----- DATA EXCERPTS

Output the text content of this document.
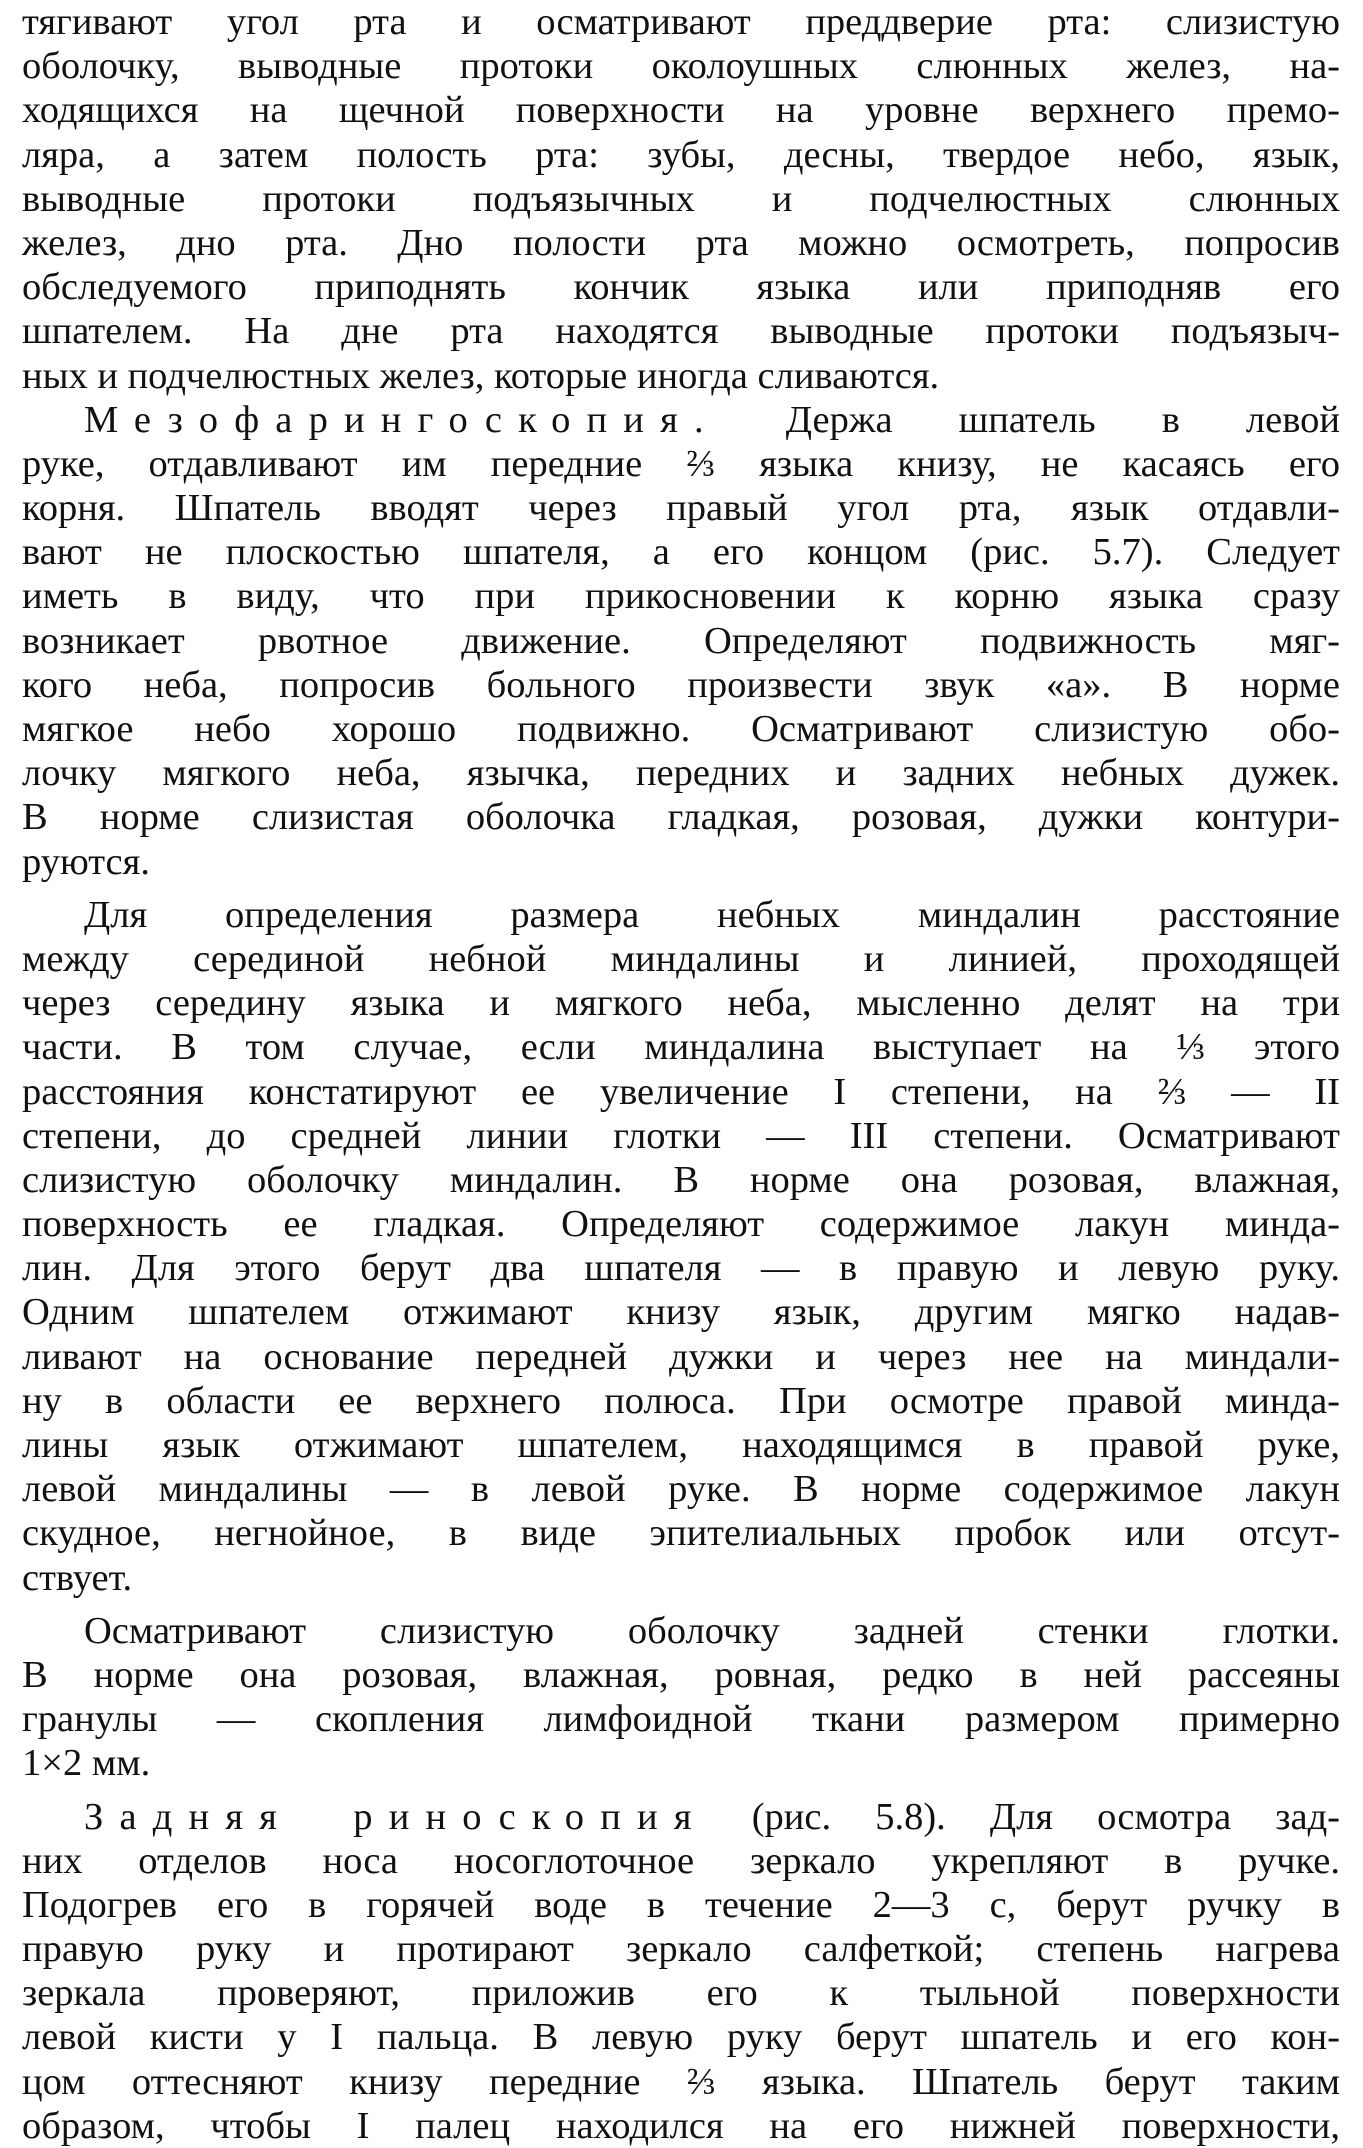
тягивают угол рта и осматривают преддверие рта: слизистую
оболочку, выводные протоки околоушных слюнных желез, на-
ходящихся на щечной поверхности на уровне верхнего премо-
ляра, а затем полость рта: зубы, десны, твердое небо, язык,
выводные протоки подъязычных и подчелюстных слюнных
желез, дно рта. Дно полости рта можно осмотреть, попросив
обследуемого приподнять кончик языка или приподняв его
шпателем. На дне рта находятся выводные протоки подъязыч-
ных и подчелюстных желез, которые иногда сливаются.
Мезофарингоскопия. Держа шпатель в левой
руке, отдавливают им передние ⅔ языка книзу, не касаясь его
корня. Шпатель вводят через правый угол рта, язык отдавли-
вают не плоскостью шпателя, а его концом (рис. 5.7). Следует
иметь в виду, что при прикосновении к корню языка сразу
возникает рвотное движение. Определяют подвижность мяг-
кого неба, попросив больного произвести звук «а». В норме
мягкое небо хорошо подвижно. Осматривают слизистую обо-
лочку мягкого неба, язычка, передних и задних небных дужек.
В норме слизистая оболочка гладкая, розовая, дужки контури-
руются.
Для определения размера небных миндалин расстояние
между серединой небной миндалины и линией, проходящей
через середину языка и мягкого неба, мысленно делят на три
части. В том случае, если миндалина выступает на ⅓ этого
расстояния констатируют ее увеличение I степени, на ⅔ — II
степени, до средней линии глотки — III степени. Осматривают
слизистую оболочку миндалин. В норме она розовая, влажная,
поверхность ее гладкая. Определяют содержимое лакун минда-
лин. Для этого берут два шпателя — в правую и левую руку.
Одним шпателем отжимают книзу язык, другим мягко надав-
ливают на основание передней дужки и через нее на миндали-
ну в области ее верхнего полюса. При осмотре правой минда-
лины язык отжимают шпателем, находящимся в правой руке,
левой миндалины — в левой руке. В норме содержимое лакун
скудное, негнойное, в виде эпителиальных пробок или отсут-
ствует.
Осматривают слизистую оболочку задней стенки глотки.
В норме она розовая, влажная, ровная, редко в ней рассеяны
гранулы — скопления лимфоидной ткани размером примерно
1×2 мм.
Задняя риноскопия (рис. 5.8). Для осмотра зад-
них отделов носа носоглоточное зеркало укрепляют в ручке.
Подогрев его в горячей воде в течение 2—3 с, берут ручку в
правую руку и протирают зеркало салфеткой; степень нагрева
зеркала проверяют, приложив его к тыльной поверхности
левой кисти у I пальца. В левую руку берут шпатель и его кон-
цом оттесняют книзу передние ⅔ языка. Шпатель берут таким
образом, чтобы I палец находился на его нижней поверхности,
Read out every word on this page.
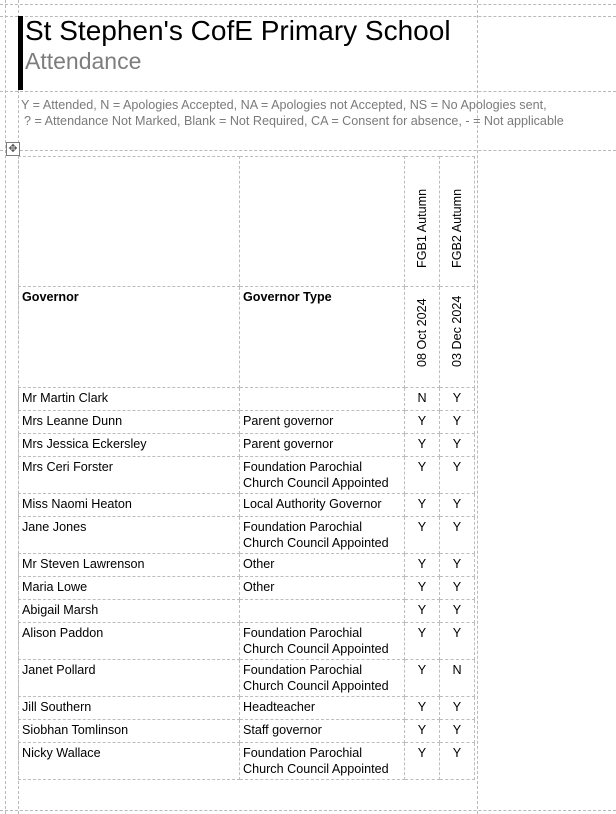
St Stephen's CofE Primary School
Attendance
Y = Attended, N = Apologies Accepted, NA = Apologies not Accepted, NS = No Apologies sent,
? = Attendance Not Marked, Blank = Not Required, CA = Consent for absence, - = Not applicable
✥

		FGB1 Autumn	FGB2 Autumn

Governor	Governor Type	08 Oct 2024	03 Dec 2024

Mr Martin Clark		N	Y
Mrs Leanne Dunn	Parent governor	Y	Y
Mrs Jessica Eckersley	Parent governor	Y	Y
Mrs Ceri Forster	Foundation Parochial Church Council Appointed	Y	Y
Miss Naomi Heaton	Local Authority Governor	Y	Y
Jane Jones	Foundation Parochial Church Council Appointed	Y	Y
Mr Steven Lawrenson	Other	Y	Y
Maria Lowe	Other	Y	Y
Abigail Marsh		Y	Y
Alison Paddon	Foundation Parochial Church Council Appointed	Y	Y
Janet Pollard	Foundation Parochial Church Council Appointed	Y	N
Jill Southern	Headteacher	Y	Y
Siobhan Tomlinson	Staff governor	Y	Y
Nicky Wallace	Foundation Parochial Church Council Appointed	Y	Y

----------

Pick out all the lines with the word "книзу" in them and copy them.

руке, отдавливают им передние ⅔ языка книзу, не касаясь его
Одним шпателем отжимают книзу язык, другим мягко надав-
цом оттесняют книзу передние ⅔ языка. Шпатель берут таким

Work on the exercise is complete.